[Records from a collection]
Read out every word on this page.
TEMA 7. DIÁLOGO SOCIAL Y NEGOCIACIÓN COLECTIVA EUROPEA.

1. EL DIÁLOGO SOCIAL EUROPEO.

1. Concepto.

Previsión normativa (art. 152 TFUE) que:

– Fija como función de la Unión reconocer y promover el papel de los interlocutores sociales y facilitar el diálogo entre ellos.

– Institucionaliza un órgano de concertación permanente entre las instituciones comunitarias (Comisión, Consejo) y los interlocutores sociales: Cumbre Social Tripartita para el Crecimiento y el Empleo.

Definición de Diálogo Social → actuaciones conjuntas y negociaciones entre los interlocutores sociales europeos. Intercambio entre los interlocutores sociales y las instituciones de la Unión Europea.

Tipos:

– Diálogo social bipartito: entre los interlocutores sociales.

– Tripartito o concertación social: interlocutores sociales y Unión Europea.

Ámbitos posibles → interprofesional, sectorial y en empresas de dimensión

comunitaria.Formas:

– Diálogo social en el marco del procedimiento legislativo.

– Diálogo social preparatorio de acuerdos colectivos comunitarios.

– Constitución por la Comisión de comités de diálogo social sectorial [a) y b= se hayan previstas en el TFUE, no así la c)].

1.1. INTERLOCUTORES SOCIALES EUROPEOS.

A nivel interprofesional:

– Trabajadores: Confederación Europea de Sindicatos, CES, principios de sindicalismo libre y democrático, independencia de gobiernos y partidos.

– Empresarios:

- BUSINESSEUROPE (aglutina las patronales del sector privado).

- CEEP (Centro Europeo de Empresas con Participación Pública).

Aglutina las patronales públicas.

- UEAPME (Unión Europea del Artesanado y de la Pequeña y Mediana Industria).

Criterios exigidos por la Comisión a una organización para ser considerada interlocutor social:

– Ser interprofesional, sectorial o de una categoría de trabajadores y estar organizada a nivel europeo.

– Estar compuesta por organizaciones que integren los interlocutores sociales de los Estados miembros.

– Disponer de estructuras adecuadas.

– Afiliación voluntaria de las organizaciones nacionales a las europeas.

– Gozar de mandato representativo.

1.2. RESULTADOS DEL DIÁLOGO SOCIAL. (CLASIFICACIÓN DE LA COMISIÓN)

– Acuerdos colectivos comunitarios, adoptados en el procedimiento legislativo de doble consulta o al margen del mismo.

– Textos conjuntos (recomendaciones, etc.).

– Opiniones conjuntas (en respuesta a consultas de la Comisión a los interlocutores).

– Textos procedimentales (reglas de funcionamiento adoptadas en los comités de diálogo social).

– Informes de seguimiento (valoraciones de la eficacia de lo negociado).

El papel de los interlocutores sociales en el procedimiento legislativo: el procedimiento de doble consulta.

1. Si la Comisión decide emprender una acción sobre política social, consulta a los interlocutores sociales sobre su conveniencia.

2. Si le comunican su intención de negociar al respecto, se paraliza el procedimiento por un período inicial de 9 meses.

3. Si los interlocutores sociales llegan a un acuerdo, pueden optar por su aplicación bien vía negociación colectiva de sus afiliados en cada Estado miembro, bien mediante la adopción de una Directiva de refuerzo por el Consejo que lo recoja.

--- Short problem ---
Return each entry from above without altering a single character.

--- Exercise solution ---
Read out every word on this page.
TEMA 7. DIÁLOGO SOCIAL Y NEGOCIACIÓN COLECTIVA EUROPEA.

1. EL DIÁLOGO SOCIAL EUROPEO.

1. Concepto.

Previsión normativa (art. 152 TFUE) que:

– Fija como función de la Unión reconocer y promover el papel de los interlocutores sociales y facilitar el diálogo entre ellos.

– Institucionaliza un órgano de concertación permanente entre las instituciones comunitarias (Comisión, Consejo) y los interlocutores sociales: Cumbre Social Tripartita para el Crecimiento y el Empleo.

Definición de Diálogo Social → actuaciones conjuntas y negociaciones entre los interlocutores sociales europeos. Intercambio entre los interlocutores sociales y las instituciones de la Unión Europea.

Tipos:

– Diálogo social bipartito: entre los interlocutores sociales.

– Tripartito o concertación social: interlocutores sociales y Unión Europea.

Ámbitos posibles → interprofesional, sectorial y en empresas de dimensión

comunitaria.Formas:

– Diálogo social en el marco del procedimiento legislativo.

– Diálogo social preparatorio de acuerdos colectivos comunitarios.

– Constitución por la Comisión de comités de diálogo social sectorial [a) y b= se hayan previstas en el TFUE, no así la c)].

1.1. INTERLOCUTORES SOCIALES EUROPEOS.

A nivel interprofesional:

– Trabajadores: Confederación Europea de Sindicatos, CES, principios de sindicalismo libre y democrático, independencia de gobiernos y partidos.

– Empresarios:

- BUSINESSEUROPE (aglutina las patronales del sector privado).

- CEEP (Centro Europeo de Empresas con Participación Pública).

Aglutina las patronales públicas.

- UEAPME (Unión Europea del Artesanado y de la Pequeña y Mediana Industria).

Criterios exigidos por la Comisión a una organización para ser considerada interlocutor social:

– Ser interprofesional, sectorial o de una categoría de trabajadores y estar organizada a nivel europeo.

– Estar compuesta por organizaciones que integren los interlocutores sociales de los Estados miembros.

– Disponer de estructuras adecuadas.

– Afiliación voluntaria de las organizaciones nacionales a las europeas.

– Gozar de mandato representativo.

1.2. RESULTADOS DEL DIÁLOGO SOCIAL. (CLASIFICACIÓN DE LA COMISIÓN)

– Acuerdos colectivos comunitarios, adoptados en el procedimiento legislativo de doble consulta o al margen del mismo.

– Textos conjuntos (recomendaciones, etc.).

– Opiniones conjuntas (en respuesta a consultas de la Comisión a los interlocutores).

– Textos procedimentales (reglas de funcionamiento adoptadas en los comités de diálogo social).

– Informes de seguimiento (valoraciones de la eficacia de lo negociado).

El papel de los interlocutores sociales en el procedimiento legislativo: el procedimiento de doble consulta.

1. Si la Comisión decide emprender una acción sobre política social, consulta a los interlocutores sociales sobre su conveniencia.

2. Si le comunican su intención de negociar al respecto, se paraliza el procedimiento por un período inicial de 9 meses.

3. Si los interlocutores sociales llegan a un acuerdo, pueden optar por su aplicación bien vía negociación colectiva de sus afiliados en cada Estado miembro, bien mediante la adopción de una Directiva de refuerzo por el Consejo que lo recoja.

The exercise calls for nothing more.